» PROBLEM TO SOLVE:
Every line with the word "JSON" in it should be extracted from the data that follows.

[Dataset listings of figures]
= = = =
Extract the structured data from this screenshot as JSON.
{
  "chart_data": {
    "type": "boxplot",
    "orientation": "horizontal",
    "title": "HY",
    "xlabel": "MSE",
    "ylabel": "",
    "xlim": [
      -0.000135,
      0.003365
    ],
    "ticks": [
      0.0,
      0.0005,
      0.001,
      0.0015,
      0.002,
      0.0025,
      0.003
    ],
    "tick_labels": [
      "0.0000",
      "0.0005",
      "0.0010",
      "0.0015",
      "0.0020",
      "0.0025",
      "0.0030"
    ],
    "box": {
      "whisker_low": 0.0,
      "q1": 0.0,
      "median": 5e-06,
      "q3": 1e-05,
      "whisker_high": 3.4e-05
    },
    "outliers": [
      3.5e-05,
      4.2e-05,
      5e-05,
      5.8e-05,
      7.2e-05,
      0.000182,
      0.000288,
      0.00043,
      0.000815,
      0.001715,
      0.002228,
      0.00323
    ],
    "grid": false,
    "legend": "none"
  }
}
= = = =
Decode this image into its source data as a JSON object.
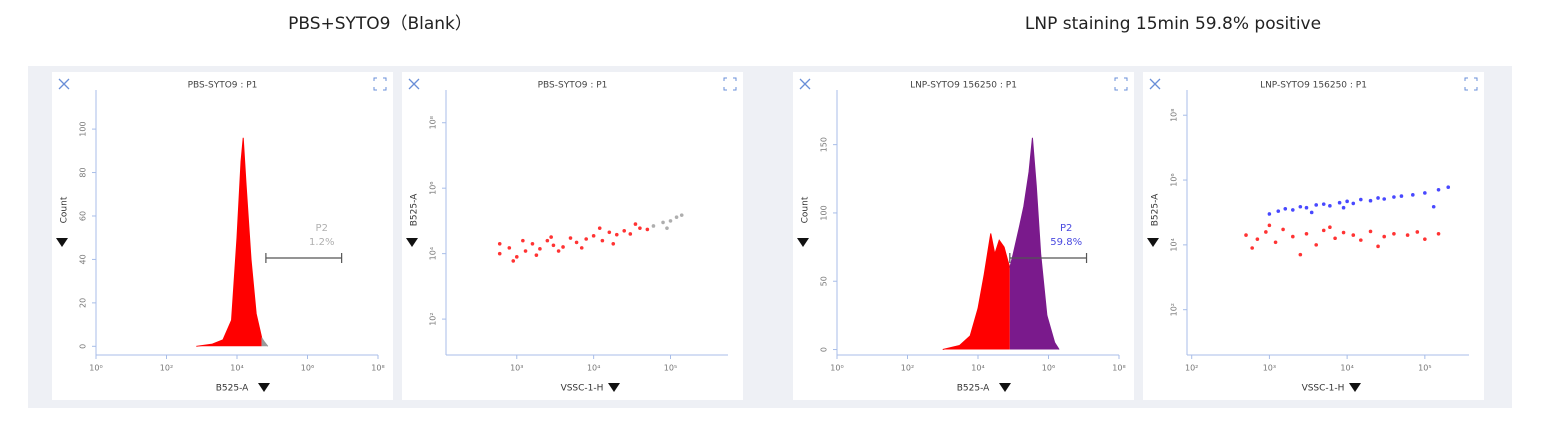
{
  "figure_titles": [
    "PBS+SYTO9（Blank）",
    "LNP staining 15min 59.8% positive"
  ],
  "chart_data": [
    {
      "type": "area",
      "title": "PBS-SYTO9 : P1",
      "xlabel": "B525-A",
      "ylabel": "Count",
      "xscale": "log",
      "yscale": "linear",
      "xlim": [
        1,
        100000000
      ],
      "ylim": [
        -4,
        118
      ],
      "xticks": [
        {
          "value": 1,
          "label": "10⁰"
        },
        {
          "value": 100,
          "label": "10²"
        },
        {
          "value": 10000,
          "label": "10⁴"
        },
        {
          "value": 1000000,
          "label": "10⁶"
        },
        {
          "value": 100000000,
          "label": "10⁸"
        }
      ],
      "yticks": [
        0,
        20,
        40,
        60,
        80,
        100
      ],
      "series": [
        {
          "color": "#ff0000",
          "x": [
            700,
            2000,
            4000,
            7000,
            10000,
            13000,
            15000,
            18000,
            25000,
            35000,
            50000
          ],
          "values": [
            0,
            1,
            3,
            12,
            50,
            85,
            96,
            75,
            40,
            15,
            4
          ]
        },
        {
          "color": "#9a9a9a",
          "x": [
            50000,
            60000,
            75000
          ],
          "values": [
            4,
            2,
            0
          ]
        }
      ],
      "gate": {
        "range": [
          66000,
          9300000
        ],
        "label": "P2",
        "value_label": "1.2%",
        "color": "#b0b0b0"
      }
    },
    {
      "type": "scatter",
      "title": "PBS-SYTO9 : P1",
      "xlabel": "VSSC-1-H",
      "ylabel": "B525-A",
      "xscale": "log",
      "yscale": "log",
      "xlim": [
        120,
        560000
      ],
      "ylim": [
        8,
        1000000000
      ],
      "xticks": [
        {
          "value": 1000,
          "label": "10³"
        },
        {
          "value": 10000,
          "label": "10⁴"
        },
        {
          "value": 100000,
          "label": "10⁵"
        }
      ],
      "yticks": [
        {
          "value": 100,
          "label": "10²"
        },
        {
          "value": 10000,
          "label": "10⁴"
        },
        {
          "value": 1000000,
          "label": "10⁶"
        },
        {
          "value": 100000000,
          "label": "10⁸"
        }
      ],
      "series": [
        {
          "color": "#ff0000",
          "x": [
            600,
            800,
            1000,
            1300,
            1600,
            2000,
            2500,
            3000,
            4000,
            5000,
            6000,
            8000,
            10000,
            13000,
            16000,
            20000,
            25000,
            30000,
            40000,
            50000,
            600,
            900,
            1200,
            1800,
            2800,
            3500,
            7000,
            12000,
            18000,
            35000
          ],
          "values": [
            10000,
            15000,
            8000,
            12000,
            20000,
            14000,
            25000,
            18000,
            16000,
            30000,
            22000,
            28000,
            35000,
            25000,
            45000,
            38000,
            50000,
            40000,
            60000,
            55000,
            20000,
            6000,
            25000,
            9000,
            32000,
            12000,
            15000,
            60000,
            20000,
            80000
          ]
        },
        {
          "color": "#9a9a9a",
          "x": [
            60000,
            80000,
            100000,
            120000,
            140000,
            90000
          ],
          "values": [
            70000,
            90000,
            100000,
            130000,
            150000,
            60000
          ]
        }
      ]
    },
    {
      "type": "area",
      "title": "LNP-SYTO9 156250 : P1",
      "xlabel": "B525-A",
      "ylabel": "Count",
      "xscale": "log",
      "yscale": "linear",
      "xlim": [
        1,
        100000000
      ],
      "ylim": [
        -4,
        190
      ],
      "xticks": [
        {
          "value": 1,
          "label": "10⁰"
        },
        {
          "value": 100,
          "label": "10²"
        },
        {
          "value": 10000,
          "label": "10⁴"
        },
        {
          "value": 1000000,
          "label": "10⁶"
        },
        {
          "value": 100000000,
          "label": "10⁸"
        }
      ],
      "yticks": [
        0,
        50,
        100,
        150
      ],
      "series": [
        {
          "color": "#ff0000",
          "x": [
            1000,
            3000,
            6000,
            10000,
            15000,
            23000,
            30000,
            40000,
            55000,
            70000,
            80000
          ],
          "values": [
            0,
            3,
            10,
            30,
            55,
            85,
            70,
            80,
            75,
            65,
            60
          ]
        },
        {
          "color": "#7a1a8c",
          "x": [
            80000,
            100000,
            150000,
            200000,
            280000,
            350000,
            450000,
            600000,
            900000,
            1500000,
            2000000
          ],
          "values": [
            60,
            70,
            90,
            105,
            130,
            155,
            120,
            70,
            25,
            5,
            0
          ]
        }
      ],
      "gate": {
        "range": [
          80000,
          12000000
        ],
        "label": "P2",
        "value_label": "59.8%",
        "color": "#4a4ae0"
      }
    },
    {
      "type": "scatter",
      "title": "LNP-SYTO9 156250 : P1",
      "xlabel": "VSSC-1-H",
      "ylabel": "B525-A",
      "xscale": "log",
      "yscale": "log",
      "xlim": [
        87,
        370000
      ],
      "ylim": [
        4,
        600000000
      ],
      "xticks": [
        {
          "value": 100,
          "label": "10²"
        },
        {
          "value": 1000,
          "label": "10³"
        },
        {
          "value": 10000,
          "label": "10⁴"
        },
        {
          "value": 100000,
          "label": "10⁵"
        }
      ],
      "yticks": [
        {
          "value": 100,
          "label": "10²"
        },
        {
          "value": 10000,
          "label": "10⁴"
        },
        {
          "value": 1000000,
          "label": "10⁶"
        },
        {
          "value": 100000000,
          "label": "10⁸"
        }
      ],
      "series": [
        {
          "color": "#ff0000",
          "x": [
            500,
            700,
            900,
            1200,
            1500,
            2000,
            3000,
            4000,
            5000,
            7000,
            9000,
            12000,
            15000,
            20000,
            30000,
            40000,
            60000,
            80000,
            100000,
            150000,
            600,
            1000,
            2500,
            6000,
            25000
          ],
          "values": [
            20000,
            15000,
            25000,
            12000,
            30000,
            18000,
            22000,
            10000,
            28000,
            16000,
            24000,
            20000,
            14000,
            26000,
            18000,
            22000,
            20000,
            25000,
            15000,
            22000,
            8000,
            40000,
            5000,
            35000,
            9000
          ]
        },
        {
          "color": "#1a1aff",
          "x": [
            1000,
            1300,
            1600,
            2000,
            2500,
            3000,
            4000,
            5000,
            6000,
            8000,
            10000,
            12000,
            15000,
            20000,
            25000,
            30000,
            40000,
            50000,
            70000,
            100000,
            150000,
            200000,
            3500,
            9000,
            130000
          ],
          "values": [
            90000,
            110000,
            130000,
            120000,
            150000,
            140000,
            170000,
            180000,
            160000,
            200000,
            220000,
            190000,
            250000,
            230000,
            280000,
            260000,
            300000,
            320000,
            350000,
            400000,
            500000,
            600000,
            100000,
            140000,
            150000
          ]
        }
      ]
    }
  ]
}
= = = =
» WRITTEN RESPONSE:
Extract the structured data from this screenshot as JSON.
Decode this image into its source data as a JSON object.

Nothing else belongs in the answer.